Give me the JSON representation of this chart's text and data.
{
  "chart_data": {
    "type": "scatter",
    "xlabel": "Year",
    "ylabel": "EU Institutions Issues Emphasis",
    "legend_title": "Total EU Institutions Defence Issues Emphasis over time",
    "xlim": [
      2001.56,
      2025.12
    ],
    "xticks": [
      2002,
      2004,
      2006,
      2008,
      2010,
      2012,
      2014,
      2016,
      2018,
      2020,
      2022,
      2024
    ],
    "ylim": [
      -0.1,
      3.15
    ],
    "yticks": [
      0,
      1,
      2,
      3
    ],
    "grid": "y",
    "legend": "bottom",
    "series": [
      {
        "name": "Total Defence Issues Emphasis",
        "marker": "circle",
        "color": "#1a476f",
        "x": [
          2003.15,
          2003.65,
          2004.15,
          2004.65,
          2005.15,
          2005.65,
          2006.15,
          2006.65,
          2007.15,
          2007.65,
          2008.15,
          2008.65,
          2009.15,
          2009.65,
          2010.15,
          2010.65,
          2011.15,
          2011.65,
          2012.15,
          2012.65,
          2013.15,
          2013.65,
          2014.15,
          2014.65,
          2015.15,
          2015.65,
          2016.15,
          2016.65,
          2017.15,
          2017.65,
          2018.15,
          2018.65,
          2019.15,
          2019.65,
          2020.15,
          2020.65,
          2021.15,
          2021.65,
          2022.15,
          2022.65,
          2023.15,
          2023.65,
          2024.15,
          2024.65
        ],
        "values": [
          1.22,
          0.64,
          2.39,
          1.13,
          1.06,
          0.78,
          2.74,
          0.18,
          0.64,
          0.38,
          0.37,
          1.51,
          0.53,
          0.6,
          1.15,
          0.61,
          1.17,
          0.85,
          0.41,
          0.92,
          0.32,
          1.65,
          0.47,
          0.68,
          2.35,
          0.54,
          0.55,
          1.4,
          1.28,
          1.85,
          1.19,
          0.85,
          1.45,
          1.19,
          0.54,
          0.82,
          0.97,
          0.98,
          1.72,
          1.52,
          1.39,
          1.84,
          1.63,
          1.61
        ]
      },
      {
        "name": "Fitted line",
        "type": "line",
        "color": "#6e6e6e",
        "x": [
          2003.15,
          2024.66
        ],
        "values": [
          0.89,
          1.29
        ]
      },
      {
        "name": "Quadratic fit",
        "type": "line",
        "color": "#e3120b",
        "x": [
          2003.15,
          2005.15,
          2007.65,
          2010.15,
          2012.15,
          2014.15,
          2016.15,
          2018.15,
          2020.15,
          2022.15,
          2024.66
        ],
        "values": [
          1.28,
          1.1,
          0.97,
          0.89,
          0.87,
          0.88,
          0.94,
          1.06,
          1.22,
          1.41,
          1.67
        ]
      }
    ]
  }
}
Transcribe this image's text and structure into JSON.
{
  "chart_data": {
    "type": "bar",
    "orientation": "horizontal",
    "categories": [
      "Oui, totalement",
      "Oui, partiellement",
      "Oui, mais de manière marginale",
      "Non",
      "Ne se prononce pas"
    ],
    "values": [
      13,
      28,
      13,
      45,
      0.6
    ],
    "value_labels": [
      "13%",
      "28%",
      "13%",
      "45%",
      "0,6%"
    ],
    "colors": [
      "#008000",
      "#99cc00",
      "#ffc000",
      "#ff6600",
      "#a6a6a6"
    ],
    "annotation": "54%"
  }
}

====================

Aim of the task:
In the records above, find the line containing "Transcribe this image's"; please retype it and every line after it through the last line, exactly and with nothing else.

Exercise result:
Transcribe this image's text and structure into JSON.
{
  "chart_data": {
    "type": "bar",
    "orientation": "horizontal",
    "categories": [
      "Oui, totalement",
      "Oui, partiellement",
      "Oui, mais de manière marginale",
      "Non",
      "Ne se prononce pas"
    ],
    "values": [
      13,
      28,
      13,
      45,
      0.6
    ],
    "value_labels": [
      "13%",
      "28%",
      "13%",
      "45%",
      "0,6%"
    ],
    "colors": [
      "#008000",
      "#99cc00",
      "#ffc000",
      "#ff6600",
      "#a6a6a6"
    ],
    "annotation": "54%"
  }
}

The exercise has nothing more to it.